** Set exercise **
Quote the lines of the data below verbatim, beginning at the line that contains "What text is on this page?" and ending at the last line, both included, and excluding pictures.

** Available records **
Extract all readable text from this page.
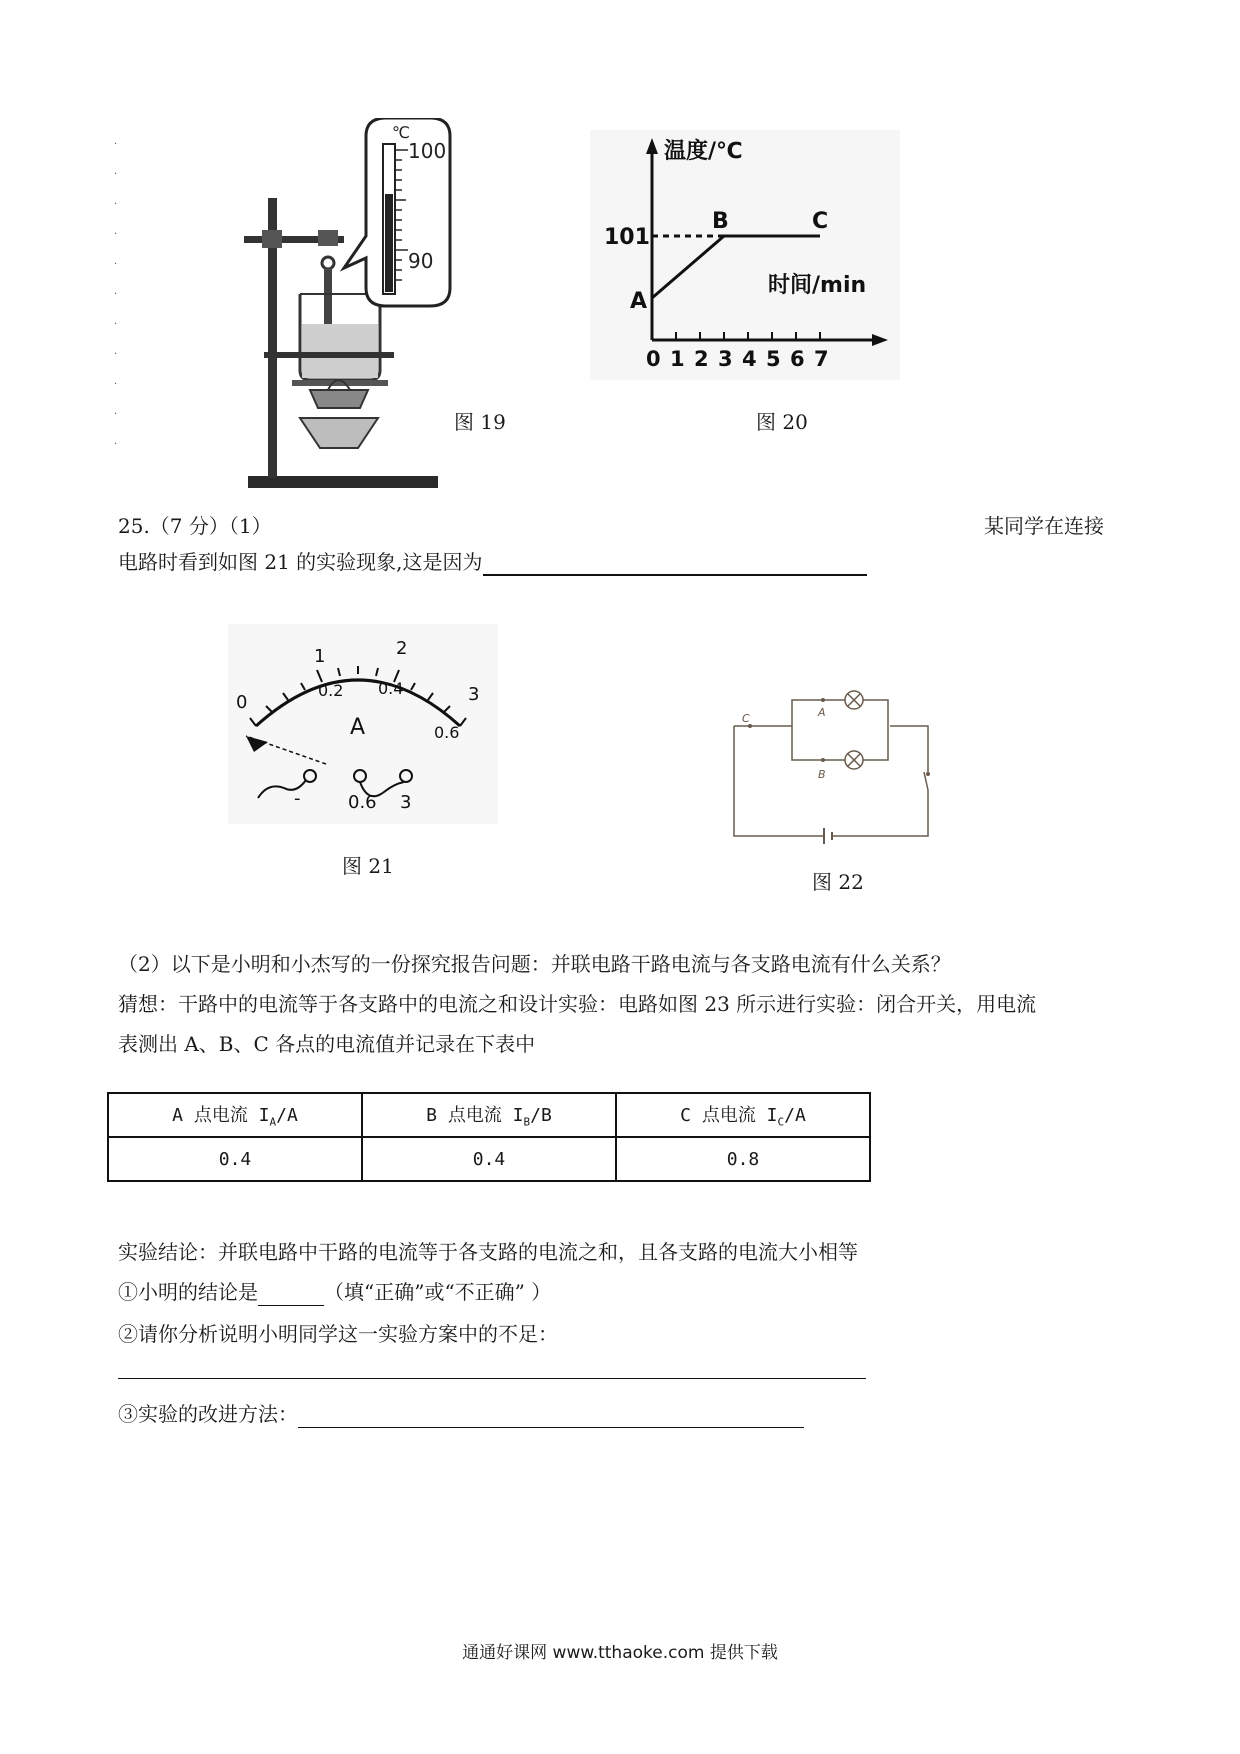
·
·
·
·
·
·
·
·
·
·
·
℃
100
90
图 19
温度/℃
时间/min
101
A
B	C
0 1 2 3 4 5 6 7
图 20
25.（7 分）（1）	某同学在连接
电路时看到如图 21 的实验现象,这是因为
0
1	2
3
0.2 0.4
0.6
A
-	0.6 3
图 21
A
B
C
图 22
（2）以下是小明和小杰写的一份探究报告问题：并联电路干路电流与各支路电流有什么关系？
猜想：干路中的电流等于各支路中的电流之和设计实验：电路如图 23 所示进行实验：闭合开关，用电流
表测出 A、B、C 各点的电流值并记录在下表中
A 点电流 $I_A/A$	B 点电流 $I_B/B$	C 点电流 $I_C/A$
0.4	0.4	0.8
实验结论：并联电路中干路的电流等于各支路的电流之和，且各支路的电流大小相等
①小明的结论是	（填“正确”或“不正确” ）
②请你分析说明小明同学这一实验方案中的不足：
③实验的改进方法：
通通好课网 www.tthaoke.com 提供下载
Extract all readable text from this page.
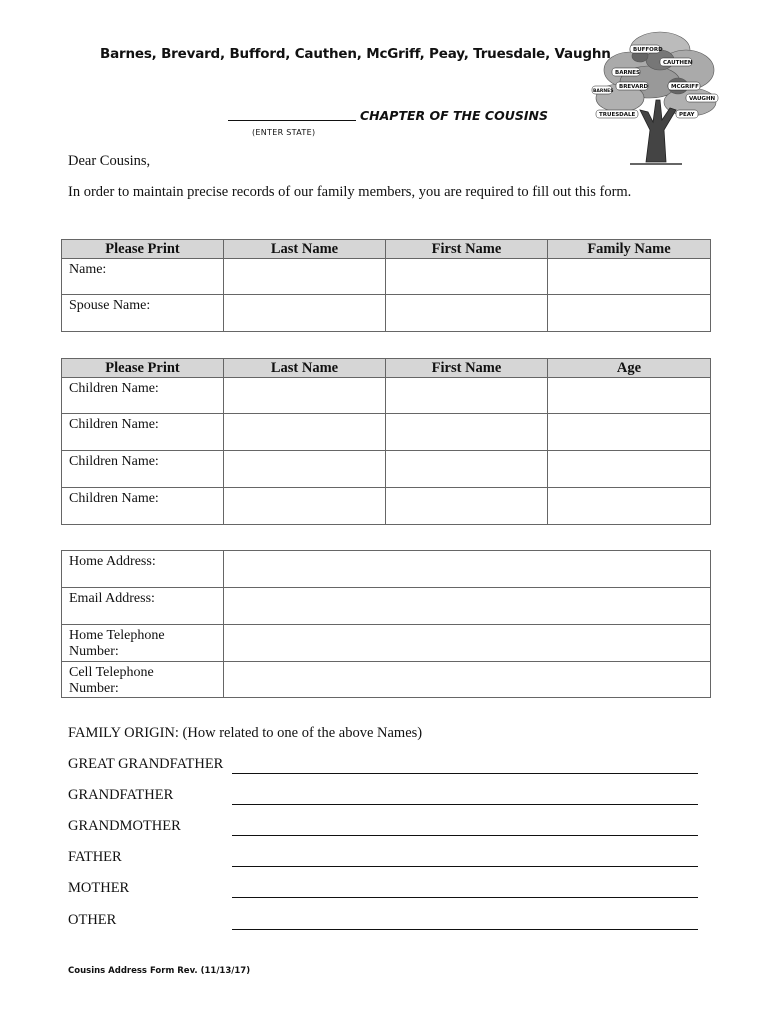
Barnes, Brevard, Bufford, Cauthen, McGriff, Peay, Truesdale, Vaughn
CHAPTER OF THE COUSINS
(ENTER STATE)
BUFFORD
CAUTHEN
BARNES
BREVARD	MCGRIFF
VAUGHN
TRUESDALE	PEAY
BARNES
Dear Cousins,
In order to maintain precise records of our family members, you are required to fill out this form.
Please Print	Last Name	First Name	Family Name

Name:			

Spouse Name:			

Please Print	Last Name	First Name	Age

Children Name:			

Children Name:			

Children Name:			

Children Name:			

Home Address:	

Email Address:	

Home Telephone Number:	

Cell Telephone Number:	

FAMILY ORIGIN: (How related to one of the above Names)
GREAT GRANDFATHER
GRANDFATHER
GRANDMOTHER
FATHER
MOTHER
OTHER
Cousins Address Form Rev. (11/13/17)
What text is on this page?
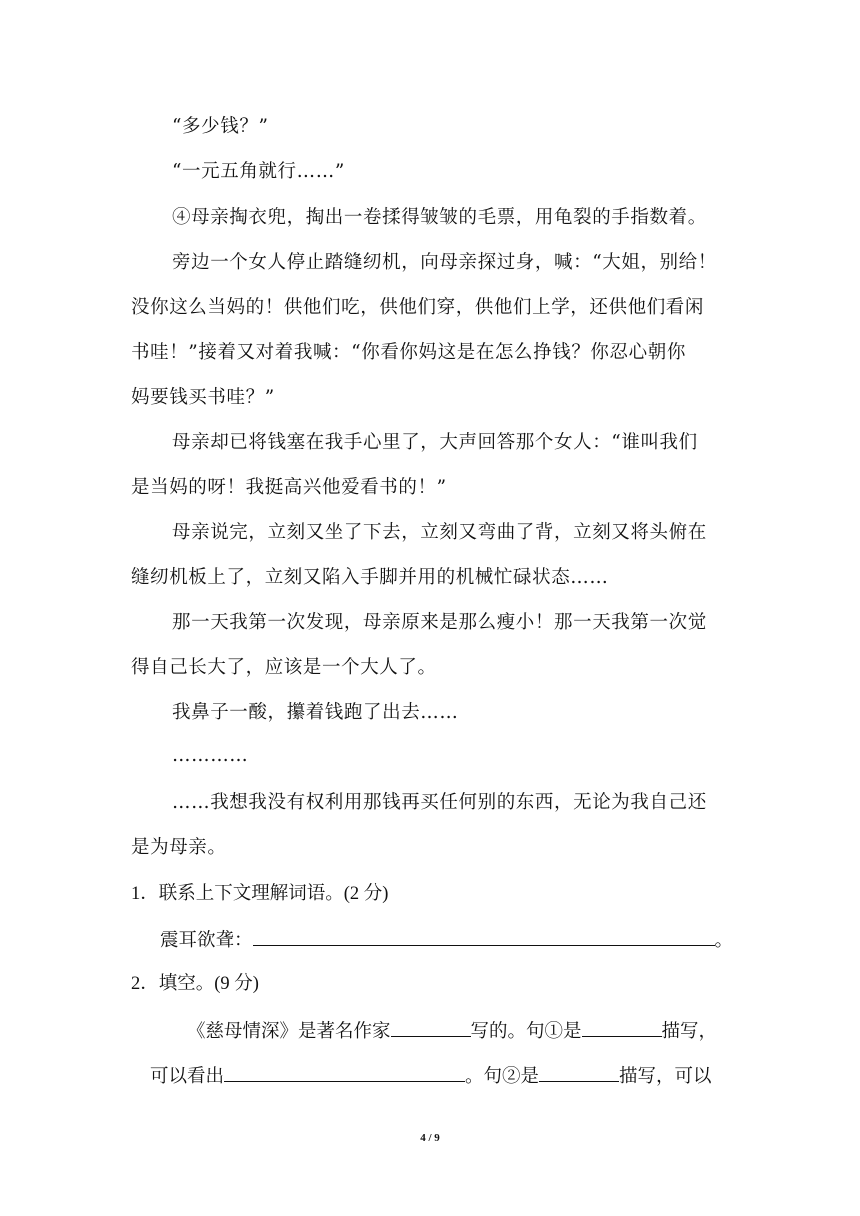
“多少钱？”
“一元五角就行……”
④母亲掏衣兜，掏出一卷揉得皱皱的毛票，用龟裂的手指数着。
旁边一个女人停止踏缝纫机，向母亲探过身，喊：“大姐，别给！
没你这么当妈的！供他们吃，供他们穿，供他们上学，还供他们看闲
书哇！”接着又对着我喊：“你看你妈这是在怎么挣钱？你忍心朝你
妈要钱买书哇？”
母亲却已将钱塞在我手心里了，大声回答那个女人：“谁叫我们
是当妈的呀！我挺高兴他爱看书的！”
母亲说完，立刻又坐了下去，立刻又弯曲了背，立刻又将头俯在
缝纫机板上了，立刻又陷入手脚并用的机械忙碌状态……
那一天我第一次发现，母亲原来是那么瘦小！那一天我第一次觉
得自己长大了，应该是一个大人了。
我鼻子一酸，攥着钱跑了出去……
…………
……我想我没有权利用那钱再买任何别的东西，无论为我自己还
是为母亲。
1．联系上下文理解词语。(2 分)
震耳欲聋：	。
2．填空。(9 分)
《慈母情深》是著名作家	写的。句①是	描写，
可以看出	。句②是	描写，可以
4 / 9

** Problem solution **
What text is on this page?
“多少钱？”
“一元五角就行……”
④母亲掏衣兜，掏出一卷揉得皱皱的毛票，用龟裂的手指数着。
旁边一个女人停止踏缝纫机，向母亲探过身，喊：“大姐，别给！
没你这么当妈的！供他们吃，供他们穿，供他们上学，还供他们看闲
书哇！”接着又对着我喊：“你看你妈这是在怎么挣钱？你忍心朝你
妈要钱买书哇？”
母亲却已将钱塞在我手心里了，大声回答那个女人：“谁叫我们
是当妈的呀！我挺高兴他爱看书的！”
母亲说完，立刻又坐了下去，立刻又弯曲了背，立刻又将头俯在
缝纫机板上了，立刻又陷入手脚并用的机械忙碌状态……
那一天我第一次发现，母亲原来是那么瘦小！那一天我第一次觉
得自己长大了，应该是一个大人了。
我鼻子一酸，攥着钱跑了出去……
…………
……我想我没有权利用那钱再买任何别的东西，无论为我自己还
是为母亲。
1．联系上下文理解词语。(2 分)
震耳欲聋：	。
2．填空。(9 分)
《慈母情深》是著名作家	写的。句①是	描写，
可以看出	。句②是	描写，可以
4 / 9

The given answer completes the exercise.